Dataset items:
◆ ◆ ◆ ◆

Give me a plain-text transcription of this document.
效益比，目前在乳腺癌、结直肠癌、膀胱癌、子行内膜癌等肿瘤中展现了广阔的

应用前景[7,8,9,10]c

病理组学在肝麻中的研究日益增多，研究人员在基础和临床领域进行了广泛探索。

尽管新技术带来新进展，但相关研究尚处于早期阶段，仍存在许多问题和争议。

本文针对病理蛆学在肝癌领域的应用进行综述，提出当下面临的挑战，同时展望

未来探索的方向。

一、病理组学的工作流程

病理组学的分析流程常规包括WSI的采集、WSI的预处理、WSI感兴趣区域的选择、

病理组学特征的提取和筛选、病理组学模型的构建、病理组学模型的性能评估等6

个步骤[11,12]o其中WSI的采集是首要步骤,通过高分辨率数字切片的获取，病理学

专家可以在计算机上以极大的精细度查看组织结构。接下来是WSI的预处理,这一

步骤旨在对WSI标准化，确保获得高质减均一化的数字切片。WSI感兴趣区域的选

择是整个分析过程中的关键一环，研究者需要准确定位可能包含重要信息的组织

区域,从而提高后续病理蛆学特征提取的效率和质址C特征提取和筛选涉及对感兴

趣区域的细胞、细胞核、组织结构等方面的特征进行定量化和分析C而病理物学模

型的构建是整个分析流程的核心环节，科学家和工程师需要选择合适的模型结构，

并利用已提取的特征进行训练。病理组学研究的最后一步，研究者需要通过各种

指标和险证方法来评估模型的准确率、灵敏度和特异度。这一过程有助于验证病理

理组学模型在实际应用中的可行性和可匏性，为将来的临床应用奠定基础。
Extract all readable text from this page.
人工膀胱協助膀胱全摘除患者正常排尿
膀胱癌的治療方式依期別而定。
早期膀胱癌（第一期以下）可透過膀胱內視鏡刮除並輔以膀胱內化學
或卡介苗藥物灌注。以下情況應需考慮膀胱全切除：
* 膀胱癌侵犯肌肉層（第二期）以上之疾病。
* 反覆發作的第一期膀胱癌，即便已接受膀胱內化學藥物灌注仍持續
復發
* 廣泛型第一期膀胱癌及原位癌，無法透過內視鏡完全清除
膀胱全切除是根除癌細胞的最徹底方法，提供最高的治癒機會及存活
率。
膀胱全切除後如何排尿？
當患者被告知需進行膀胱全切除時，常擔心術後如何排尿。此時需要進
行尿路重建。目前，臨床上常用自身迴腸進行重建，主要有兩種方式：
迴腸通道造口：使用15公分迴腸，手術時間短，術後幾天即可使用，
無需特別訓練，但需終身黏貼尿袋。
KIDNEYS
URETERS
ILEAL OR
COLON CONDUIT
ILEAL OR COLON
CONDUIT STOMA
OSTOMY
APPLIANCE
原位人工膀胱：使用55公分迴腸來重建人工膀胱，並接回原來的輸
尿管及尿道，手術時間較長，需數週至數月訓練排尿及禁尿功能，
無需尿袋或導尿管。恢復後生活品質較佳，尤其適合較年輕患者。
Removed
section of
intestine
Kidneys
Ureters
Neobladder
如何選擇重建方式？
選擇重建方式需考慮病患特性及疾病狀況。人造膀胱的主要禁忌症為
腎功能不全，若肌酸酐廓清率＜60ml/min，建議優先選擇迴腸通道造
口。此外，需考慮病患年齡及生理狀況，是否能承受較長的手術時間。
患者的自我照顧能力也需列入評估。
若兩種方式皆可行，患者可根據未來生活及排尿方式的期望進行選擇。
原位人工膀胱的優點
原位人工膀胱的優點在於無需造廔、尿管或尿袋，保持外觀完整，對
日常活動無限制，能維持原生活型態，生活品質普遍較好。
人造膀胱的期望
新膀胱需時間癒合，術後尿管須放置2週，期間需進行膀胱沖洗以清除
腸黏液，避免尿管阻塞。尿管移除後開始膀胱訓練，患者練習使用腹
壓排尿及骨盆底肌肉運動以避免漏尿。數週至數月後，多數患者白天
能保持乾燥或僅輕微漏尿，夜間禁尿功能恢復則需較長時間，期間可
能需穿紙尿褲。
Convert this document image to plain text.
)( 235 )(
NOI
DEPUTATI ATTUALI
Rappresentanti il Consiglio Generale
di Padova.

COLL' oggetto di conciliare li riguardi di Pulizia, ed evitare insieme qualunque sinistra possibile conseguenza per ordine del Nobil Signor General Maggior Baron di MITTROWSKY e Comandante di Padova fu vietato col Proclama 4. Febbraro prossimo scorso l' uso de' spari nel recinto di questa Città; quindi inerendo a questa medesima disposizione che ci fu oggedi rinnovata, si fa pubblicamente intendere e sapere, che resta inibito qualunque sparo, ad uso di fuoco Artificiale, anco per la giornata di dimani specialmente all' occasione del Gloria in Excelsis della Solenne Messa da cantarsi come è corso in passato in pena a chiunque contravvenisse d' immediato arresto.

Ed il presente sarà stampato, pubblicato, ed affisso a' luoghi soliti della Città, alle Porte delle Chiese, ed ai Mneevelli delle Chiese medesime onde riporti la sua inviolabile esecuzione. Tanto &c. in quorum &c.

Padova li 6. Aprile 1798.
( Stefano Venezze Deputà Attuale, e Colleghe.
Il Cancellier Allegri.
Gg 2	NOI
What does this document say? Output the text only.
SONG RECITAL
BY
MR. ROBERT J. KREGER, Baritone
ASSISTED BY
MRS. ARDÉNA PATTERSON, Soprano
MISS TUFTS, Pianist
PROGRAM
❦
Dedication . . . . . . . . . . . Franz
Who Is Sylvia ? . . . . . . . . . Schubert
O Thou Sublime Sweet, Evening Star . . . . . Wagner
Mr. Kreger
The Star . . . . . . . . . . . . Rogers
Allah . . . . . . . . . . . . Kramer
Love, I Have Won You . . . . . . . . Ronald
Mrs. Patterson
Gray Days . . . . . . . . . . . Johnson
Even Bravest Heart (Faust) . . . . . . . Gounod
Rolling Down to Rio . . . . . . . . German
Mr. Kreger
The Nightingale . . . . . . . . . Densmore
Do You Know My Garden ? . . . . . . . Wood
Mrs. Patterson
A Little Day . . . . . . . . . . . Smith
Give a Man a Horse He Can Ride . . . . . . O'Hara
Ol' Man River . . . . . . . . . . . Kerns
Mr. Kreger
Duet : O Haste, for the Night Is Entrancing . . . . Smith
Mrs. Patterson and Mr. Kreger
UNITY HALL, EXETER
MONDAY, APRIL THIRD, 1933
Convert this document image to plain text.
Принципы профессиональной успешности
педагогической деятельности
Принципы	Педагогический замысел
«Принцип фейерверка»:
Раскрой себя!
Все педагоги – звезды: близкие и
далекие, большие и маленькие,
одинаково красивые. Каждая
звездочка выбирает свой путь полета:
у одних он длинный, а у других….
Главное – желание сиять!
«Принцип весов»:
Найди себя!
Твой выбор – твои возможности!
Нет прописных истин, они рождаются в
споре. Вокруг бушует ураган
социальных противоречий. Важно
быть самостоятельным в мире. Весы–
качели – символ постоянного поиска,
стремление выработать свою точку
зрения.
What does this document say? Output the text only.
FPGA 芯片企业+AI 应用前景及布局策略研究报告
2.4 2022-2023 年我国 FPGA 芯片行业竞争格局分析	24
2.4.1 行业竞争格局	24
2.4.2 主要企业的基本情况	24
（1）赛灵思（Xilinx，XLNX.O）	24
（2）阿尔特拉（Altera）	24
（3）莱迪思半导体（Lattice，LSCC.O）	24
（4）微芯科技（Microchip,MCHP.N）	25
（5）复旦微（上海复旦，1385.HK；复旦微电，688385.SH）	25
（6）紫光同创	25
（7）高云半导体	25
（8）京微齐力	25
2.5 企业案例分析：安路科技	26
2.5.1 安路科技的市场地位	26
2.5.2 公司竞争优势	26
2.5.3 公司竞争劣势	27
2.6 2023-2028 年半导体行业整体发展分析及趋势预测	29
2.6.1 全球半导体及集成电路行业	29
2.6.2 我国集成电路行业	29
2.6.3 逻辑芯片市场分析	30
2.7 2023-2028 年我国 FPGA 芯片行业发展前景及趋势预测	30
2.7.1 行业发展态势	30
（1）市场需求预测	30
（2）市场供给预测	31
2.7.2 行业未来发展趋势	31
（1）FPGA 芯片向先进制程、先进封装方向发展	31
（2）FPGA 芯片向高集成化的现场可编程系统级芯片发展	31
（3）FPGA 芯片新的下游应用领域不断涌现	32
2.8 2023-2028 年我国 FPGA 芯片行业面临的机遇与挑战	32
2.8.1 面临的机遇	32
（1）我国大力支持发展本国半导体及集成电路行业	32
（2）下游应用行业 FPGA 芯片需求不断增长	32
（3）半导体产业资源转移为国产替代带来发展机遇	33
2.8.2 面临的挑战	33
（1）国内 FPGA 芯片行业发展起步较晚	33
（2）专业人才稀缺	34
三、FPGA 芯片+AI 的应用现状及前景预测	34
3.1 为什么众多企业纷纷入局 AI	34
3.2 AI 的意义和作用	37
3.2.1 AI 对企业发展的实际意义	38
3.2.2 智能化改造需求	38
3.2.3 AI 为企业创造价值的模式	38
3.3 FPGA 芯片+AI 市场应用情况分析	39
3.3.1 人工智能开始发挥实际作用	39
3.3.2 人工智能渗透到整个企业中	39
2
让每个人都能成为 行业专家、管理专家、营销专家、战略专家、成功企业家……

◆ ◆ ◆ ◆

| WHAT YOU WILL DO |
Say how many lines in this listing hold the string "Città", giving the count and nothing more.

| ANSWER FOR THE TASK |
2